■ Aim ■
Count only the lines of the records that hold "cancer", then give the number without any other words.

-- start Records provided --

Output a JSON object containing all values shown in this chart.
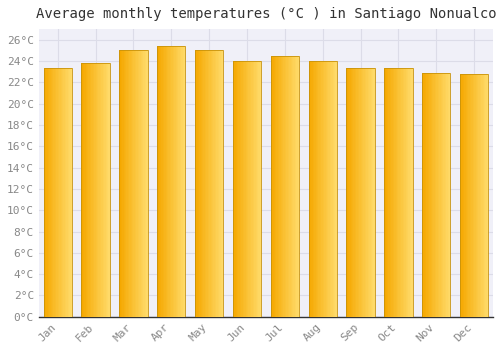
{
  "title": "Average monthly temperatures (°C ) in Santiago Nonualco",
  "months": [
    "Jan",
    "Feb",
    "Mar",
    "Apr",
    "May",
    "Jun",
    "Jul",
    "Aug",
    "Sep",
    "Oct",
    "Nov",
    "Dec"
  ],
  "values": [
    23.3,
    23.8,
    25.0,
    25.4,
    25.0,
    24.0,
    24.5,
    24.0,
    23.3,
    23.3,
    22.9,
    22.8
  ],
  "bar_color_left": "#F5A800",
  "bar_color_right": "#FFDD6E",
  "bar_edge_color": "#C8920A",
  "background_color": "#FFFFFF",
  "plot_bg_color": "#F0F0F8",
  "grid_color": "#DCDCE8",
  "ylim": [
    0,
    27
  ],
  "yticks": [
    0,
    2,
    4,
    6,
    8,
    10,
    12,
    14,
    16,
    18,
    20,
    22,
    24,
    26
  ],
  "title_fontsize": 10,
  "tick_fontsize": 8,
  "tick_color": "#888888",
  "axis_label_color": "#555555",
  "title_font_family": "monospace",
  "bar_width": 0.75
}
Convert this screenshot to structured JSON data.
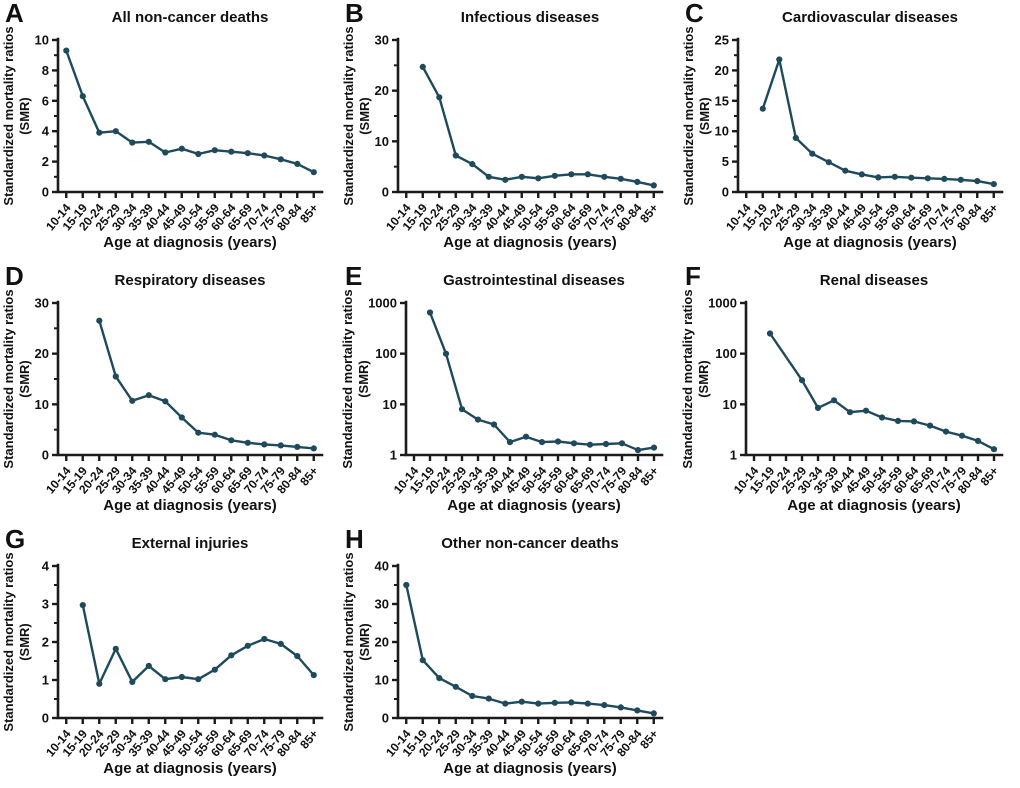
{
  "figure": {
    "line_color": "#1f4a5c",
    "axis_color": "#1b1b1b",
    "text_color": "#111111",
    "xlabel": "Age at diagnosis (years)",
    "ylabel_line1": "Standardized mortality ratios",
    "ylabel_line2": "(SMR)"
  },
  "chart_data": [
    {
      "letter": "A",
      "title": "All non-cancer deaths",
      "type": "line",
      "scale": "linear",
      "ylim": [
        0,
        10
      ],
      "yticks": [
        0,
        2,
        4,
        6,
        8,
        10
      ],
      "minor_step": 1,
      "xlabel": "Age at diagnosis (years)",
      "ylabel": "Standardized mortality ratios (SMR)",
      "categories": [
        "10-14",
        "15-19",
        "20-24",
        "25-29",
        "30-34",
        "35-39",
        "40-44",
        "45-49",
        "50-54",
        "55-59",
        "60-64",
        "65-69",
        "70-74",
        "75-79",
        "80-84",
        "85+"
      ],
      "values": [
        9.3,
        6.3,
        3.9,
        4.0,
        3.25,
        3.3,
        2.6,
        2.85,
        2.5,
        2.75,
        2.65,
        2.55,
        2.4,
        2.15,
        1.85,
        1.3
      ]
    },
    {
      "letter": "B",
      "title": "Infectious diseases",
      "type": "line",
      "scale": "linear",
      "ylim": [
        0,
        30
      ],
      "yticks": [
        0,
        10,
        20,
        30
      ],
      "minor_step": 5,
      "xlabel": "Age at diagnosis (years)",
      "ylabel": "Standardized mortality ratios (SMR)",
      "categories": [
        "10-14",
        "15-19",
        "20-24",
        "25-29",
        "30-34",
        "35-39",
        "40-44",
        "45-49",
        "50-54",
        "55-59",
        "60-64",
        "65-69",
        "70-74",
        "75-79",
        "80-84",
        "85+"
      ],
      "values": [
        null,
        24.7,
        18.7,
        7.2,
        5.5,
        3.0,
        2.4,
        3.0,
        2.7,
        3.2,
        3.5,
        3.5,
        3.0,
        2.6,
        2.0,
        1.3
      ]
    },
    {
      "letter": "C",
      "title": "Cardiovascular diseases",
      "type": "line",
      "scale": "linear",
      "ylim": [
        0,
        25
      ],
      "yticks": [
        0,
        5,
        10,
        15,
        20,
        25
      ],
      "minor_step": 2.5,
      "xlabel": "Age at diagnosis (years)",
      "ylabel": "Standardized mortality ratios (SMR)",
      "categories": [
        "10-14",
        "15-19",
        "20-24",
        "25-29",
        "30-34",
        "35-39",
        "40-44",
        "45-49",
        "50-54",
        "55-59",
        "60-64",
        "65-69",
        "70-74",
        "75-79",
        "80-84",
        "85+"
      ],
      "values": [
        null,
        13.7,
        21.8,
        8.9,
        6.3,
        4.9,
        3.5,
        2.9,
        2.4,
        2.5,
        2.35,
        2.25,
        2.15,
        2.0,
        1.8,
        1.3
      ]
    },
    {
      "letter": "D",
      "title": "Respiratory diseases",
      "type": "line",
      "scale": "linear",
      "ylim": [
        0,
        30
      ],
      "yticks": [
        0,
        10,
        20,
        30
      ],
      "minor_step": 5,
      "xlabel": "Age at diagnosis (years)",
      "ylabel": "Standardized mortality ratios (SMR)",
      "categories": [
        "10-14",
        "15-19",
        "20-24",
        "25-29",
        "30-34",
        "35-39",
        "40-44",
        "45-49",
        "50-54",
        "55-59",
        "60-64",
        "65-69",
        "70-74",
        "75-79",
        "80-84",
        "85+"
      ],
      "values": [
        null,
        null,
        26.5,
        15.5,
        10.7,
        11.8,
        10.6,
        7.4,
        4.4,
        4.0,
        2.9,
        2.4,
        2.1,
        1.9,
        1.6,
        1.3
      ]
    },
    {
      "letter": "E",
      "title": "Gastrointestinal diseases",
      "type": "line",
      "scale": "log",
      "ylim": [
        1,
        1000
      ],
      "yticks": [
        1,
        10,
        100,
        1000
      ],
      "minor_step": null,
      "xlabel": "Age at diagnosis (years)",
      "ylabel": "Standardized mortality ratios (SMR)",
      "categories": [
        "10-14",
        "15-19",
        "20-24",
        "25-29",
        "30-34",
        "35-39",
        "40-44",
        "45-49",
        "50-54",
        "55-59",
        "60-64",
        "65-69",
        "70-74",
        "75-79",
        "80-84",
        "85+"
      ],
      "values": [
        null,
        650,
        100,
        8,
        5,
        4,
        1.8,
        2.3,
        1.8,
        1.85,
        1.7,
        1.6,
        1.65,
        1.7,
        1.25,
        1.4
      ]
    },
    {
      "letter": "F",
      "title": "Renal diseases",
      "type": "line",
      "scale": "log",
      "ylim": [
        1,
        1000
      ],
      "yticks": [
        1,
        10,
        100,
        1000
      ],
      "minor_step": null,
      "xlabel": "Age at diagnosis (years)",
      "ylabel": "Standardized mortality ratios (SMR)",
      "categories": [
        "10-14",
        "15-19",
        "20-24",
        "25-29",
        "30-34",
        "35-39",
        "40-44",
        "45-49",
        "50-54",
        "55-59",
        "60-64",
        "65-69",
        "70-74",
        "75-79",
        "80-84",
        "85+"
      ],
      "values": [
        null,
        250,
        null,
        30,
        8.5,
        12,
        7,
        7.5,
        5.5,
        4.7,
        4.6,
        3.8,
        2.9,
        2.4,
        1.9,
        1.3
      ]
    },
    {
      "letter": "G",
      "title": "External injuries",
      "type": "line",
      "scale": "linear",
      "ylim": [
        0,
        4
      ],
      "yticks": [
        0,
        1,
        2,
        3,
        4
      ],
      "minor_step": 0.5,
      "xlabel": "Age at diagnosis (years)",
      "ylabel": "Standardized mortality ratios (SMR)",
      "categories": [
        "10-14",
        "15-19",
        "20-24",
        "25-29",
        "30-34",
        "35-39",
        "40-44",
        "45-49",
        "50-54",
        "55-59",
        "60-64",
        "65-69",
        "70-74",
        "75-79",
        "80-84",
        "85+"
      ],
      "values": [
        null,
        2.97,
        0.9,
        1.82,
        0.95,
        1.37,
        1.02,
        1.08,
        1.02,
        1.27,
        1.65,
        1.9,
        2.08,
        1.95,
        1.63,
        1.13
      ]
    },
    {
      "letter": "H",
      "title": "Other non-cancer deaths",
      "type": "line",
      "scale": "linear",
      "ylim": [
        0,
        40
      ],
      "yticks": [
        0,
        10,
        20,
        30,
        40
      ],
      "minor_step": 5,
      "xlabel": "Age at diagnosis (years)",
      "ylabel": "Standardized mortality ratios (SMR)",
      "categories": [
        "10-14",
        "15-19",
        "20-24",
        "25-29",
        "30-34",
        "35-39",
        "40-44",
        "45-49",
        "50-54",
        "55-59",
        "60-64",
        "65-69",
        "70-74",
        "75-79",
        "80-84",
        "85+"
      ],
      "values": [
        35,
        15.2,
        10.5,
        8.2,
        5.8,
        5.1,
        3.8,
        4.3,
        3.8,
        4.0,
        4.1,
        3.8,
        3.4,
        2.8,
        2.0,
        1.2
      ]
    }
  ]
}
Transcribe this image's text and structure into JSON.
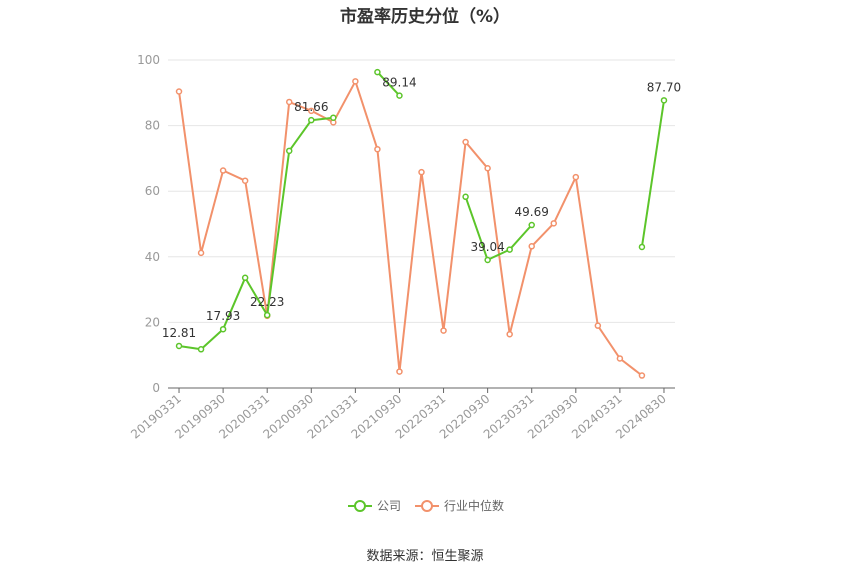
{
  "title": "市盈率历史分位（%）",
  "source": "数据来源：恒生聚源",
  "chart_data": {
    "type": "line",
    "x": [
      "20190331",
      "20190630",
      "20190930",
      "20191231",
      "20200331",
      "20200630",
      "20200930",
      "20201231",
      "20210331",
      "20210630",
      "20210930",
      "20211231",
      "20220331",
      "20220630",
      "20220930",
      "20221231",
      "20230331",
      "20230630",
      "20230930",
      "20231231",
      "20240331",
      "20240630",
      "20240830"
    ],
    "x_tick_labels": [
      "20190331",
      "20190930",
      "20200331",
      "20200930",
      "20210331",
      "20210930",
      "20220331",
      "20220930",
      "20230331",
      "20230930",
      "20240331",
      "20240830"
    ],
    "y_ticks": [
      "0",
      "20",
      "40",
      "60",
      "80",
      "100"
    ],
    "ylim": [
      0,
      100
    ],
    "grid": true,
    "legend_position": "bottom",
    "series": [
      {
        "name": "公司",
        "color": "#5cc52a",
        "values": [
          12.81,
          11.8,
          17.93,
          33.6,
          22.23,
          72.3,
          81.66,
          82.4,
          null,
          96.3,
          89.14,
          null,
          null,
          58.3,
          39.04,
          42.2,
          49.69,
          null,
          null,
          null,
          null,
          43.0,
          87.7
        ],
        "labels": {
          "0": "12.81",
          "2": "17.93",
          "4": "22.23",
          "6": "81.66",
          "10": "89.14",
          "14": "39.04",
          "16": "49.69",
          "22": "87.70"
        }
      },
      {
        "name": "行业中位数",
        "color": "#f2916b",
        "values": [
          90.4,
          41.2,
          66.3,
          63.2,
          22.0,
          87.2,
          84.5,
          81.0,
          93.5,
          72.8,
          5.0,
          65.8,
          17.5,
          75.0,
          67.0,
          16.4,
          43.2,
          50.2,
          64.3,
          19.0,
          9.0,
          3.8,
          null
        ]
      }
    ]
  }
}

-- end Records provided --

■ Answer for this exercise ■
2